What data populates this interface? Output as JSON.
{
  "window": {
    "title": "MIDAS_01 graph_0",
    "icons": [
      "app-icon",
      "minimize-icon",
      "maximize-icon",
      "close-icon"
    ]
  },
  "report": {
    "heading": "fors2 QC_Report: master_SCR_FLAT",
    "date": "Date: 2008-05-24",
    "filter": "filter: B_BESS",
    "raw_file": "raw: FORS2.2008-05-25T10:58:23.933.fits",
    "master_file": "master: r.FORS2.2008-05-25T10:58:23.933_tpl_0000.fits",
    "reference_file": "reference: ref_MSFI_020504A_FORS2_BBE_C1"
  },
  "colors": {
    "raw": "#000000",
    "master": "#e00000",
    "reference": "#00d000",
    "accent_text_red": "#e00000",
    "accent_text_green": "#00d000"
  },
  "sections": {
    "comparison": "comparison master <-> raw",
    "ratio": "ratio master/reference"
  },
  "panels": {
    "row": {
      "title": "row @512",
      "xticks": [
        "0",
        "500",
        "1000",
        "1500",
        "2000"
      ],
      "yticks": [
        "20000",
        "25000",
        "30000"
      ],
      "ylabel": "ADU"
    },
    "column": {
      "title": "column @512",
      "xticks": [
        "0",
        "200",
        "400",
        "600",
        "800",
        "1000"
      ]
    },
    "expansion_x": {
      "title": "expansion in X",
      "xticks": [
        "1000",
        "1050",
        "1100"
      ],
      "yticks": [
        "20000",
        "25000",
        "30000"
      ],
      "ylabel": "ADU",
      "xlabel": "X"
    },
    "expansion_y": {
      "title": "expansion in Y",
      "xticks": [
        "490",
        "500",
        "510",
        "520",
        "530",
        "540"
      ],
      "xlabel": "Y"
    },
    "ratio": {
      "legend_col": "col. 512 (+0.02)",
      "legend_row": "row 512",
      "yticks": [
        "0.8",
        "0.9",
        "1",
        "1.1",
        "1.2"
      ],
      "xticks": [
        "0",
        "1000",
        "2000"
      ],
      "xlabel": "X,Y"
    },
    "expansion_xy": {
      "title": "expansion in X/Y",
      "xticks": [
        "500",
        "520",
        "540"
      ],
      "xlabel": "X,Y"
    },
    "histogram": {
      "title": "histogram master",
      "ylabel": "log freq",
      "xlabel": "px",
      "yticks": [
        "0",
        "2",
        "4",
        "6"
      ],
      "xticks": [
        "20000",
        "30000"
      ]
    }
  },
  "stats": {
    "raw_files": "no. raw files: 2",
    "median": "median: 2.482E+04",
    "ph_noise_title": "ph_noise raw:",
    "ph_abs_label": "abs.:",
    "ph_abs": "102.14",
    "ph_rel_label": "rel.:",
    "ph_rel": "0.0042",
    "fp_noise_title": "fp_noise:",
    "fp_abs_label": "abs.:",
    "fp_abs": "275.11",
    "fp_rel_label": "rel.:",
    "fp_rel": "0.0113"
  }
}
________________________________________
Count every line in the data where the string "reference" occurs. Give nothing except the number.

■ OUTPUT: 3